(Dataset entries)
◆ ◆ ◆ ◆

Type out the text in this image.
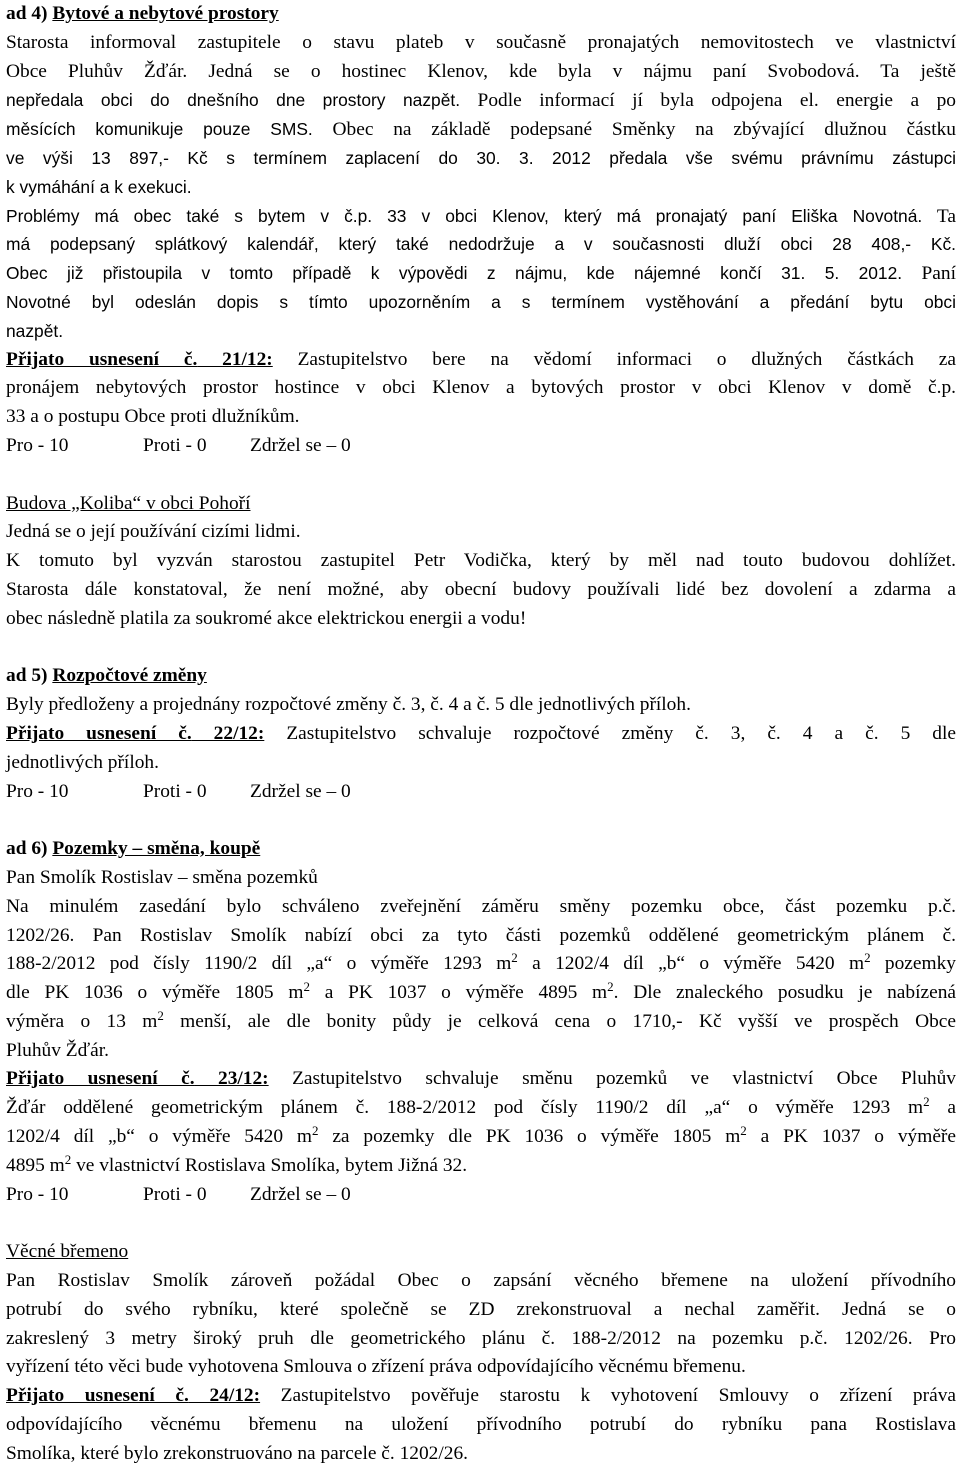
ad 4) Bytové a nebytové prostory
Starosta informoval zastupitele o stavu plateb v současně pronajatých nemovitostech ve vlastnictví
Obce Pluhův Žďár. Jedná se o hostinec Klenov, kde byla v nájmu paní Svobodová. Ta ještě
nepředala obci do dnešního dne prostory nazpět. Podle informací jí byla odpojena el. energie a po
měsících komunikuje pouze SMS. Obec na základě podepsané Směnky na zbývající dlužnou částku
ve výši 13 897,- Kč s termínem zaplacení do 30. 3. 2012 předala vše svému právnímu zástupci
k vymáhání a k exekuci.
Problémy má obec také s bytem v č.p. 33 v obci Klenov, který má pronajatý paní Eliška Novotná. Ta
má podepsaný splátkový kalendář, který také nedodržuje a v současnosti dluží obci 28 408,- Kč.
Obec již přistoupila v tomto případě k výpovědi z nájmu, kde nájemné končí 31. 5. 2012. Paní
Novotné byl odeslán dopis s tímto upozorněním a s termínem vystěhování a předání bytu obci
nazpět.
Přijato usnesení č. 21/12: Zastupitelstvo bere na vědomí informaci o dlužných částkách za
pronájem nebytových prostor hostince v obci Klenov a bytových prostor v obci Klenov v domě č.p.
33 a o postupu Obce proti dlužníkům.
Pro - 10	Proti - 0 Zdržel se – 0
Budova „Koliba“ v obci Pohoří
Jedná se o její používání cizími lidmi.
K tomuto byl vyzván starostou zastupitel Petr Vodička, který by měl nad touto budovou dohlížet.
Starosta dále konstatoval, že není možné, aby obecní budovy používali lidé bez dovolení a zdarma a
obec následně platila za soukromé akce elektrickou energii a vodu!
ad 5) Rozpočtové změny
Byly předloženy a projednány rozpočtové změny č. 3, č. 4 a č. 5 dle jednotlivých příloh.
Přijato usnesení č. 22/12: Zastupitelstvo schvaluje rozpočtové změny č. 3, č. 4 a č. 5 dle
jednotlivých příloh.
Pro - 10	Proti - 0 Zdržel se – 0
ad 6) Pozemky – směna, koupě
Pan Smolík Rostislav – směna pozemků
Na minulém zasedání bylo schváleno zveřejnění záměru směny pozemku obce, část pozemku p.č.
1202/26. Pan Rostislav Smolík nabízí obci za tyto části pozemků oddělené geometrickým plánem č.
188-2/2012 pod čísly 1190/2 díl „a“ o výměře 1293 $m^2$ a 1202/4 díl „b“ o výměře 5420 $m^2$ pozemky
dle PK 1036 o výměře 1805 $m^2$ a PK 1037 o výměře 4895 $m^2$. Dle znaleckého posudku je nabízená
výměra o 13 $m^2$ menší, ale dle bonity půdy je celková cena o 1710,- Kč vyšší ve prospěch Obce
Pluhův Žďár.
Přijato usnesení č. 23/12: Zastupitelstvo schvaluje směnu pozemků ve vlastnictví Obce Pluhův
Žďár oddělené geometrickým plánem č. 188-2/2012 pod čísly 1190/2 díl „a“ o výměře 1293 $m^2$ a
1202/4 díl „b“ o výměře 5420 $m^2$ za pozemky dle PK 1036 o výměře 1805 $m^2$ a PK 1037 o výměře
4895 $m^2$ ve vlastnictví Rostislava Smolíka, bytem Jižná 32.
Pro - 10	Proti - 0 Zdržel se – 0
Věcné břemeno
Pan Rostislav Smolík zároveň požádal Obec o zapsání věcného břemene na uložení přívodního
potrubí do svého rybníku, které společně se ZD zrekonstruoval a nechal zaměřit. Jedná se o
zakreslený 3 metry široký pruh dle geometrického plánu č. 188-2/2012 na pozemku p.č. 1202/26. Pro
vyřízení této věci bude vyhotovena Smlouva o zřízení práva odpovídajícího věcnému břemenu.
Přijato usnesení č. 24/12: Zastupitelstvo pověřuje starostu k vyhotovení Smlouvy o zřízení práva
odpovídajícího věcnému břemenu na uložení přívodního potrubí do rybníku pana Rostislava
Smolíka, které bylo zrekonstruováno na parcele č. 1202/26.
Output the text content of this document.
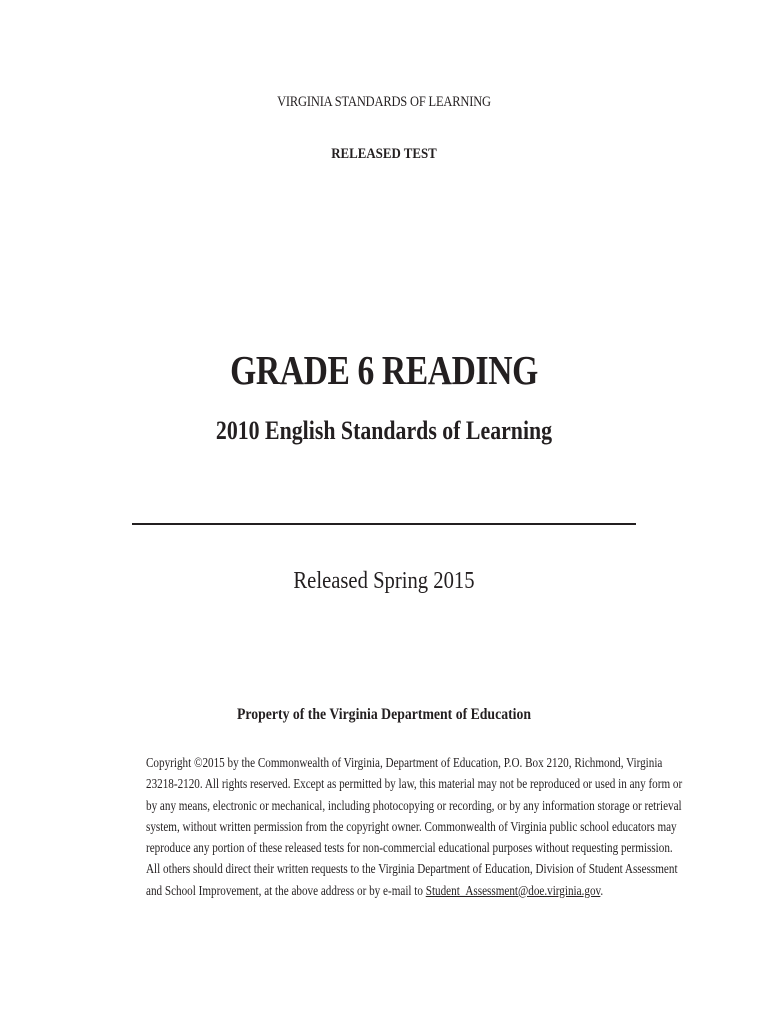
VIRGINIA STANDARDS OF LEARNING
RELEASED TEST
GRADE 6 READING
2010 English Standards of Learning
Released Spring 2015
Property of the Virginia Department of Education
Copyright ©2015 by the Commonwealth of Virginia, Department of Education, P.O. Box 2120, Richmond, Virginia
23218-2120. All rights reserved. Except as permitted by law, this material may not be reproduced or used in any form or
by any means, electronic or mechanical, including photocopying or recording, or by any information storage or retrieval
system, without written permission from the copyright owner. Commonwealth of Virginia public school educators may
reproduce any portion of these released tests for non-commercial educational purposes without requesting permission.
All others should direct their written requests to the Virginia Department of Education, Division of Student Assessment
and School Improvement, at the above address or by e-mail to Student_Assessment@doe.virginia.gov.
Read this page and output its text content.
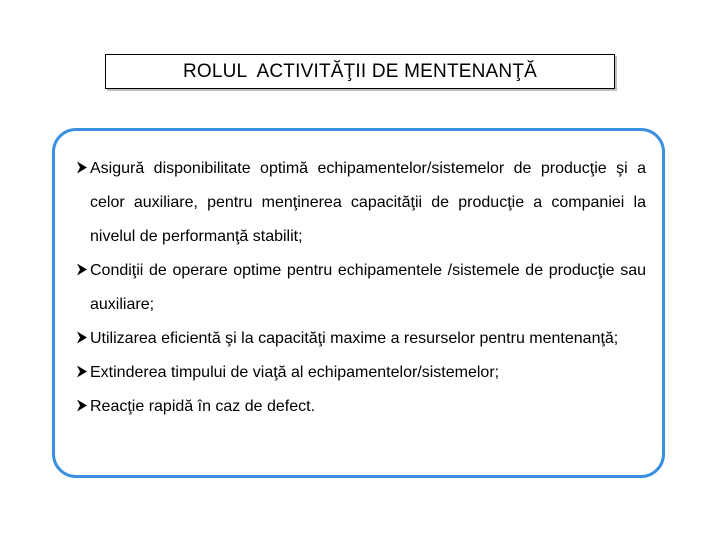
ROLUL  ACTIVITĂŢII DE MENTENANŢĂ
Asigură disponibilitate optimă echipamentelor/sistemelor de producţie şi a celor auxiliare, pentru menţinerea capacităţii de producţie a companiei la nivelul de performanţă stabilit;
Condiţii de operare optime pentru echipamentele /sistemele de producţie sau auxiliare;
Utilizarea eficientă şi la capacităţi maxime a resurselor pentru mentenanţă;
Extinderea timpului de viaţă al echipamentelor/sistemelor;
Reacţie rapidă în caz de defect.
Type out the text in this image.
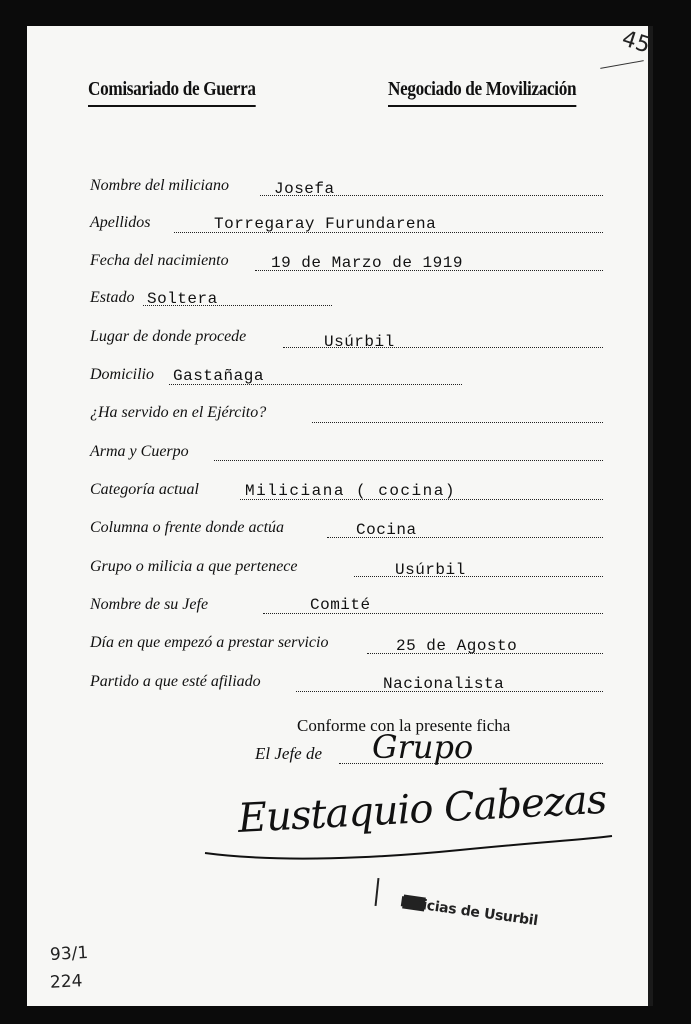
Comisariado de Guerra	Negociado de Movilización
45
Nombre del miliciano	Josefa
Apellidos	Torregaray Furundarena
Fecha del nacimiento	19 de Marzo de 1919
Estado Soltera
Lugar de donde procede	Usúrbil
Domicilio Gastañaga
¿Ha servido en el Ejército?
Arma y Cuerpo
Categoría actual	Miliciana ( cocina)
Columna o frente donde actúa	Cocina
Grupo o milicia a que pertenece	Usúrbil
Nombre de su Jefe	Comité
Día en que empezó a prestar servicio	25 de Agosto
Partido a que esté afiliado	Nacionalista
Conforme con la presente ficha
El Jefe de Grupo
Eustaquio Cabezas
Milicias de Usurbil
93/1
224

◆ ◆ ◆ ◆

Omit the pictures and reproduce the listing exactly.

◆ Answer to this exercise ◆
Type out the text in this image.
ad 4) Bytové a nebytové prostory
Starosta informoval zastupitele o stavu plateb v současně pronajatých nemovitostech ve vlastnictví
Obce Pluhův Žďár. Jedná se o hostinec Klenov, kde byla v nájmu paní Svobodová. Ta ještě
nepředala obci do dnešního dne prostory nazpět. Podle informací jí byla odpojena el. energie a po
měsících komunikuje pouze SMS. Obec na základě podepsané Směnky na zbývající dlužnou částku
ve výši 13 897,- Kč s termínem zaplacení do 30. 3. 2012 předala vše svému právnímu zástupci
k vymáhání a k exekuci.
Problémy má obec také s bytem v č.p. 33 v obci Klenov, který má pronajatý paní Eliška Novotná. Ta
má podepsaný splátkový kalendář, který také nedodržuje a v současnosti dluží obci 28 408,- Kč.
Obec již přistoupila v tomto případě k výpovědi z nájmu, kde nájemné končí 31. 5. 2012. Paní
Novotné byl odeslán dopis s tímto upozorněním a s termínem vystěhování a předání bytu obci
nazpět.
Přijato usnesení č. 21/12: Zastupitelstvo bere na vědomí informaci o dlužných částkách za
pronájem nebytových prostor hostince v obci Klenov a bytových prostor v obci Klenov v domě č.p.
33 a o postupu Obce proti dlužníkům.
Pro - 10	Proti - 0 Zdržel se – 0
Budova „Koliba“ v obci Pohoří
Jedná se o její používání cizími lidmi.
K tomuto byl vyzván starostou zastupitel Petr Vodička, který by měl nad touto budovou dohlížet.
Starosta dále konstatoval, že není možné, aby obecní budovy používali lidé bez dovolení a zdarma a
obec následně platila za soukromé akce elektrickou energii a vodu!
ad 5) Rozpočtové změny
Byly předloženy a projednány rozpočtové změny č. 3, č. 4 a č. 5 dle jednotlivých příloh.
Přijato usnesení č. 22/12: Zastupitelstvo schvaluje rozpočtové změny č. 3, č. 4 a č. 5 dle
jednotlivých příloh.
Pro - 10	Proti - 0 Zdržel se – 0
ad 6) Pozemky – směna, koupě
Pan Smolík Rostislav – směna pozemků
Na minulém zasedání bylo schváleno zveřejnění záměru směny pozemku obce, část pozemku p.č.
1202/26. Pan Rostislav Smolík nabízí obci za tyto části pozemků oddělené geometrickým plánem č.
188-2/2012 pod čísly 1190/2 díl „a“ o výměře 1293 $m^2$ a 1202/4 díl „b“ o výměře 5420 $m^2$ pozemky
dle PK 1036 o výměře 1805 $m^2$ a PK 1037 o výměře 4895 $m^2$. Dle znaleckého posudku je nabízená
výměra o 13 $m^2$ menší, ale dle bonity půdy je celková cena o 1710,- Kč vyšší ve prospěch Obce
Pluhův Žďár.
Přijato usnesení č. 23/12: Zastupitelstvo schvaluje směnu pozemků ve vlastnictví Obce Pluhův
Žďár oddělené geometrickým plánem č. 188-2/2012 pod čísly 1190/2 díl „a“ o výměře 1293 $m^2$ a
1202/4 díl „b“ o výměře 5420 $m^2$ za pozemky dle PK 1036 o výměře 1805 $m^2$ a PK 1037 o výměře
4895 $m^2$ ve vlastnictví Rostislava Smolíka, bytem Jižná 32.
Pro - 10	Proti - 0 Zdržel se – 0
Věcné břemeno
Pan Rostislav Smolík zároveň požádal Obec o zapsání věcného břemene na uložení přívodního
potrubí do svého rybníku, které společně se ZD zrekonstruoval a nechal zaměřit. Jedná se o
zakreslený 3 metry široký pruh dle geometrického plánu č. 188-2/2012 na pozemku p.č. 1202/26. Pro
vyřízení této věci bude vyhotovena Smlouva o zřízení práva odpovídajícího věcnému břemenu.
Přijato usnesení č. 24/12: Zastupitelstvo pověřuje starostu k vyhotovení Smlouvy o zřízení práva
odpovídajícího věcnému břemenu na uložení přívodního potrubí do rybníku pana Rostislava
Smolíka, které bylo zrekonstruováno na parcele č. 1202/26.
Output the text content of this document.
VIRGINIA STANDARDS OF LEARNING
RELEASED TEST
GRADE 6 READING
2010 English Standards of Learning
Released Spring 2015
Property of the Virginia Department of Education
Copyright ©2015 by the Commonwealth of Virginia, Department of Education, P.O. Box 2120, Richmond, Virginia
23218-2120. All rights reserved. Except as permitted by law, this material may not be reproduced or used in any form or
by any means, electronic or mechanical, including photocopying or recording, or by any information storage or retrieval
system, without written permission from the copyright owner. Commonwealth of Virginia public school educators may
reproduce any portion of these released tests for non-commercial educational purposes without requesting permission.
All others should direct their written requests to the Virginia Department of Education, Division of Student Assessment
and School Improvement, at the above address or by e-mail to Student_Assessment@doe.virginia.gov.
Read this page and output its text content.
ROLUL  ACTIVITĂŢII DE MENTENANŢĂ
Asigură disponibilitate optimă echipamentelor/sistemelor de producţie şi a celor auxiliare, pentru menţinerea capacităţii de producţie a companiei la nivelul de performanţă stabilit;
Condiţii de operare optime pentru echipamentele /sistemele de producţie sau auxiliare;
Utilizarea eficientă şi la capacităţi maxime a resurselor pentru mentenanţă;
Extinderea timpului de viaţă al echipamentelor/sistemelor;
Reacţie rapidă în caz de defect.
Type out the text in this image.
Comisariado de Guerra	Negociado de Movilización
45
Nombre del miliciano	Josefa
Apellidos	Torregaray Furundarena
Fecha del nacimiento	19 de Marzo de 1919
Estado Soltera
Lugar de donde procede	Usúrbil
Domicilio Gastañaga
¿Ha servido en el Ejército?
Arma y Cuerpo
Categoría actual	Miliciana ( cocina)
Columna o frente donde actúa	Cocina
Grupo o milicia a que pertenece	Usúrbil
Nombre de su Jefe	Comité
Día en que empezó a prestar servicio	25 de Agosto
Partido a que esté afiliado	Nacionalista
Conforme con la presente ficha
El Jefe de Grupo
Eustaquio Cabezas
Milicias de Usurbil
93/1
224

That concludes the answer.